▶ [Exercise aim]: Please return the full listing below without altering anything.

▶ [Figure contents as structured data]:
+ + + +

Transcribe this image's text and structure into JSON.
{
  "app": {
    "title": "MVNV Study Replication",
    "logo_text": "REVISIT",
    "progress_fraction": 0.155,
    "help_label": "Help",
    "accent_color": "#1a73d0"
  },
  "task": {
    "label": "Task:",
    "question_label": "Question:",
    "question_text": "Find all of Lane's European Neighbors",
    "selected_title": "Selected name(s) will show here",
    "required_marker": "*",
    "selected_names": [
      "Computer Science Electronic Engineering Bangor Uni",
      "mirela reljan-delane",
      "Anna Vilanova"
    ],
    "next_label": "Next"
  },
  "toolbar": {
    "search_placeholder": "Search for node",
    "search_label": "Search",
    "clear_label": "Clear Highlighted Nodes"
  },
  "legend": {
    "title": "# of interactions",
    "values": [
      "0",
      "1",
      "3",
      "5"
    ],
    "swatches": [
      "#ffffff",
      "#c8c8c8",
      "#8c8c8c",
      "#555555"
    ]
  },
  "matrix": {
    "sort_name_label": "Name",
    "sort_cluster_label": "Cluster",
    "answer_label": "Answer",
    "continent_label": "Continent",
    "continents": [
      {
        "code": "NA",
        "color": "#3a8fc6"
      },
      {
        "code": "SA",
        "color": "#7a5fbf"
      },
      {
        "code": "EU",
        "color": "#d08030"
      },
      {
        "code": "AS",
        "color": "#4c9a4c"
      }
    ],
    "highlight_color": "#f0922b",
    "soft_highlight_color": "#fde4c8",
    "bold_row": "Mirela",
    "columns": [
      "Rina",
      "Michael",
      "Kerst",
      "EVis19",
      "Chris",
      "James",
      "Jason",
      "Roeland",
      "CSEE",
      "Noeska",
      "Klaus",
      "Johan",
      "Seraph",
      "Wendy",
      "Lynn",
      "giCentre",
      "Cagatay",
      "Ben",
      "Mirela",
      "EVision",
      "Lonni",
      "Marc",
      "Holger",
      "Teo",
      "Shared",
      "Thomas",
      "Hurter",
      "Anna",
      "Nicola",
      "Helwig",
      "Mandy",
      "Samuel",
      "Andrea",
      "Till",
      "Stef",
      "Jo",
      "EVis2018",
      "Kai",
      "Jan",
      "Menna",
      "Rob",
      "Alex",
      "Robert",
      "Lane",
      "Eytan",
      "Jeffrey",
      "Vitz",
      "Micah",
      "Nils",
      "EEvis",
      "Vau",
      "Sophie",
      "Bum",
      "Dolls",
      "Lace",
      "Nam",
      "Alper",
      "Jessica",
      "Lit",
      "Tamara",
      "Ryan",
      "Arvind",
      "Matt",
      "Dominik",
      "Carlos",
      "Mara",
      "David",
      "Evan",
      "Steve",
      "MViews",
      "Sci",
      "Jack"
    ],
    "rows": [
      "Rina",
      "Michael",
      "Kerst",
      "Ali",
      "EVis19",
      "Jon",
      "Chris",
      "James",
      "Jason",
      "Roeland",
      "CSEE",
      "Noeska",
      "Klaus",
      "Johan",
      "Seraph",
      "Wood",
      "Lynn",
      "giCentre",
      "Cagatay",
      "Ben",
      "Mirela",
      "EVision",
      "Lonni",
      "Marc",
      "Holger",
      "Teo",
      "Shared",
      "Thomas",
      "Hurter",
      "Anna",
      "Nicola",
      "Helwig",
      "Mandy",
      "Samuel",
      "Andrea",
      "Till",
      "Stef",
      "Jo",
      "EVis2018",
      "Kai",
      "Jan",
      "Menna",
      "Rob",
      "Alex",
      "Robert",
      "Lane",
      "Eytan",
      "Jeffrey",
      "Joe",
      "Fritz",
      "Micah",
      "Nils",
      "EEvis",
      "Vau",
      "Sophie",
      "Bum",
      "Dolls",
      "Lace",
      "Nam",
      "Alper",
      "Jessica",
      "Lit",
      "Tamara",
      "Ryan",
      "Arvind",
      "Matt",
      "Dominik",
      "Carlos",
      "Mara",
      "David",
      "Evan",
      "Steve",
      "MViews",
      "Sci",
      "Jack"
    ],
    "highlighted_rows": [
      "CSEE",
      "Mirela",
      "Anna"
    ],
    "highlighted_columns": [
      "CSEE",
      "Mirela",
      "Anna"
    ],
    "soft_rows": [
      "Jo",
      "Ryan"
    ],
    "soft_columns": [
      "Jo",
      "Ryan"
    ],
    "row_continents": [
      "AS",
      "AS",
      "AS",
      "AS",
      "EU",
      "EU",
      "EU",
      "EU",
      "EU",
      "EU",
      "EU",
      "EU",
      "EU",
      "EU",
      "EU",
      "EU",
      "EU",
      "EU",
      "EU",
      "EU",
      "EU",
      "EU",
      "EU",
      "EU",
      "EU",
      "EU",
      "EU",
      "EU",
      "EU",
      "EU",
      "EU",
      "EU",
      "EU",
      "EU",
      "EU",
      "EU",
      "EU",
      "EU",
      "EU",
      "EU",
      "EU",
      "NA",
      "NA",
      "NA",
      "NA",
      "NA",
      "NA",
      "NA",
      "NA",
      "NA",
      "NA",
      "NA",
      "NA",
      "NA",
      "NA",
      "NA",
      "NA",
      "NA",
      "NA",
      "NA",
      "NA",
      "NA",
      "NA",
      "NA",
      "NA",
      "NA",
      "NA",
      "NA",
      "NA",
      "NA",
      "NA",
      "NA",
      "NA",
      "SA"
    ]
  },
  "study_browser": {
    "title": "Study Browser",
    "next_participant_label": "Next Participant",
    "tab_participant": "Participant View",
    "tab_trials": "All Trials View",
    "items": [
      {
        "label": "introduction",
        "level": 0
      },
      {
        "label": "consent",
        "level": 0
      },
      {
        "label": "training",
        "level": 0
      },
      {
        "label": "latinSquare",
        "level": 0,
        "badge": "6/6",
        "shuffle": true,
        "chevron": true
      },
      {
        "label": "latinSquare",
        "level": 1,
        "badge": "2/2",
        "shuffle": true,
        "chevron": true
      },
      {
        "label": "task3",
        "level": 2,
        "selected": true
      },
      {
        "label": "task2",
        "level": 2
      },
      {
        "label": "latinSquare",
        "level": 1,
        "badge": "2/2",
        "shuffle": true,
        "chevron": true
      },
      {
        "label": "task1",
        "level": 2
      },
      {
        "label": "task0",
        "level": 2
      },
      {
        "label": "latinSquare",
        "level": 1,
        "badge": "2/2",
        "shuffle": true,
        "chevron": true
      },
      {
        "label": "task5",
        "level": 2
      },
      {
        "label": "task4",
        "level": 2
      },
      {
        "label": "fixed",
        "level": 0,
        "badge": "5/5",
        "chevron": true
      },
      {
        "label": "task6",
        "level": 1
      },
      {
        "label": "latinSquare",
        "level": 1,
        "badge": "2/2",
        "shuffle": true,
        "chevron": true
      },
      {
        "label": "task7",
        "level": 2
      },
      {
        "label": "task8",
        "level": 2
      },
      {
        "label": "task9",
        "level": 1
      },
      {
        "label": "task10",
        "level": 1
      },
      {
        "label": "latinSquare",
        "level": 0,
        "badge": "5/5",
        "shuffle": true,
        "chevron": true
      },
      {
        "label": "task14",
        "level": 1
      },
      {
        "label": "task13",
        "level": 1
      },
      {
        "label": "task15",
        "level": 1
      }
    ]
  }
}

+ + + +

▶ [Written solution]:
Transcribe this image's text and structure into JSON.
{
  "app": {
    "title": "MVNV Study Replication",
    "logo_text": "REVISIT",
    "progress_fraction": 0.155,
    "help_label": "Help",
    "accent_color": "#1a73d0"
  },
  "task": {
    "label": "Task:",
    "question_label": "Question:",
    "question_text": "Find all of Lane's European Neighbors",
    "selected_title": "Selected name(s) will show here",
    "required_marker": "*",
    "selected_names": [
      "Computer Science Electronic Engineering Bangor Uni",
      "mirela reljan-delane",
      "Anna Vilanova"
    ],
    "next_label": "Next"
  },
  "toolbar": {
    "search_placeholder": "Search for node",
    "search_label": "Search",
    "clear_label": "Clear Highlighted Nodes"
  },
  "legend": {
    "title": "# of interactions",
    "values": [
      "0",
      "1",
      "3",
      "5"
    ],
    "swatches": [
      "#ffffff",
      "#c8c8c8",
      "#8c8c8c",
      "#555555"
    ]
  },
  "matrix": {
    "sort_name_label": "Name",
    "sort_cluster_label": "Cluster",
    "answer_label": "Answer",
    "continent_label": "Continent",
    "continents": [
      {
        "code": "NA",
        "color": "#3a8fc6"
      },
      {
        "code": "SA",
        "color": "#7a5fbf"
      },
      {
        "code": "EU",
        "color": "#d08030"
      },
      {
        "code": "AS",
        "color": "#4c9a4c"
      }
    ],
    "highlight_color": "#f0922b",
    "soft_highlight_color": "#fde4c8",
    "bold_row": "Mirela",
    "columns": [
      "Rina",
      "Michael",
      "Kerst",
      "EVis19",
      "Chris",
      "James",
      "Jason",
      "Roeland",
      "CSEE",
      "Noeska",
      "Klaus",
      "Johan",
      "Seraph",
      "Wendy",
      "Lynn",
      "giCentre",
      "Cagatay",
      "Ben",
      "Mirela",
      "EVision",
      "Lonni",
      "Marc",
      "Holger",
      "Teo",
      "Shared",
      "Thomas",
      "Hurter",
      "Anna",
      "Nicola",
      "Helwig",
      "Mandy",
      "Samuel",
      "Andrea",
      "Till",
      "Stef",
      "Jo",
      "EVis2018",
      "Kai",
      "Jan",
      "Menna",
      "Rob",
      "Alex",
      "Robert",
      "Lane",
      "Eytan",
      "Jeffrey",
      "Vitz",
      "Micah",
      "Nils",
      "EEvis",
      "Vau",
      "Sophie",
      "Bum",
      "Dolls",
      "Lace",
      "Nam",
      "Alper",
      "Jessica",
      "Lit",
      "Tamara",
      "Ryan",
      "Arvind",
      "Matt",
      "Dominik",
      "Carlos",
      "Mara",
      "David",
      "Evan",
      "Steve",
      "MViews",
      "Sci",
      "Jack"
    ],
    "rows": [
      "Rina",
      "Michael",
      "Kerst",
      "Ali",
      "EVis19",
      "Jon",
      "Chris",
      "James",
      "Jason",
      "Roeland",
      "CSEE",
      "Noeska",
      "Klaus",
      "Johan",
      "Seraph",
      "Wood",
      "Lynn",
      "giCentre",
      "Cagatay",
      "Ben",
      "Mirela",
      "EVision",
      "Lonni",
      "Marc",
      "Holger",
      "Teo",
      "Shared",
      "Thomas",
      "Hurter",
      "Anna",
      "Nicola",
      "Helwig",
      "Mandy",
      "Samuel",
      "Andrea",
      "Till",
      "Stef",
      "Jo",
      "EVis2018",
      "Kai",
      "Jan",
      "Menna",
      "Rob",
      "Alex",
      "Robert",
      "Lane",
      "Eytan",
      "Jeffrey",
      "Joe",
      "Fritz",
      "Micah",
      "Nils",
      "EEvis",
      "Vau",
      "Sophie",
      "Bum",
      "Dolls",
      "Lace",
      "Nam",
      "Alper",
      "Jessica",
      "Lit",
      "Tamara",
      "Ryan",
      "Arvind",
      "Matt",
      "Dominik",
      "Carlos",
      "Mara",
      "David",
      "Evan",
      "Steve",
      "MViews",
      "Sci",
      "Jack"
    ],
    "highlighted_rows": [
      "CSEE",
      "Mirela",
      "Anna"
    ],
    "highlighted_columns": [
      "CSEE",
      "Mirela",
      "Anna"
    ],
    "soft_rows": [
      "Jo",
      "Ryan"
    ],
    "soft_columns": [
      "Jo",
      "Ryan"
    ],
    "row_continents": [
      "AS",
      "AS",
      "AS",
      "AS",
      "EU",
      "EU",
      "EU",
      "EU",
      "EU",
      "EU",
      "EU",
      "EU",
      "EU",
      "EU",
      "EU",
      "EU",
      "EU",
      "EU",
      "EU",
      "EU",
      "EU",
      "EU",
      "EU",
      "EU",
      "EU",
      "EU",
      "EU",
      "EU",
      "EU",
      "EU",
      "EU",
      "EU",
      "EU",
      "EU",
      "EU",
      "EU",
      "EU",
      "EU",
      "EU",
      "EU",
      "EU",
      "NA",
      "NA",
      "NA",
      "NA",
      "NA",
      "NA",
      "NA",
      "NA",
      "NA",
      "NA",
      "NA",
      "NA",
      "NA",
      "NA",
      "NA",
      "NA",
      "NA",
      "NA",
      "NA",
      "NA",
      "NA",
      "NA",
      "NA",
      "NA",
      "NA",
      "NA",
      "NA",
      "NA",
      "NA",
      "NA",
      "NA",
      "NA",
      "SA"
    ]
  },
  "study_browser": {
    "title": "Study Browser",
    "next_participant_label": "Next Participant",
    "tab_participant": "Participant View",
    "tab_trials": "All Trials View",
    "items": [
      {
        "label": "introduction",
        "level": 0
      },
      {
        "label": "consent",
        "level": 0
      },
      {
        "label": "training",
        "level": 0
      },
      {
        "label": "latinSquare",
        "level": 0,
        "badge": "6/6",
        "shuffle": true,
        "chevron": true
      },
      {
        "label": "latinSquare",
        "level": 1,
        "badge": "2/2",
        "shuffle": true,
        "chevron": true
      },
      {
        "label": "task3",
        "level": 2,
        "selected": true
      },
      {
        "label": "task2",
        "level": 2
      },
      {
        "label": "latinSquare",
        "level": 1,
        "badge": "2/2",
        "shuffle": true,
        "chevron": true
      },
      {
        "label": "task1",
        "level": 2
      },
      {
        "label": "task0",
        "level": 2
      },
      {
        "label": "latinSquare",
        "level": 1,
        "badge": "2/2",
        "shuffle": true,
        "chevron": true
      },
      {
        "label": "task5",
        "level": 2
      },
      {
        "label": "task4",
        "level": 2
      },
      {
        "label": "fixed",
        "level": 0,
        "badge": "5/5",
        "chevron": true
      },
      {
        "label": "task6",
        "level": 1
      },
      {
        "label": "latinSquare",
        "level": 1,
        "badge": "2/2",
        "shuffle": true,
        "chevron": true
      },
      {
        "label": "task7",
        "level": 2
      },
      {
        "label": "task8",
        "level": 2
      },
      {
        "label": "task9",
        "level": 1
      },
      {
        "label": "task10",
        "level": 1
      },
      {
        "label": "latinSquare",
        "level": 0,
        "badge": "5/5",
        "shuffle": true,
        "chevron": true
      },
      {
        "label": "task14",
        "level": 1
      },
      {
        "label": "task13",
        "level": 1
      },
      {
        "label": "task15",
        "level": 1
      }
    ]
  }
}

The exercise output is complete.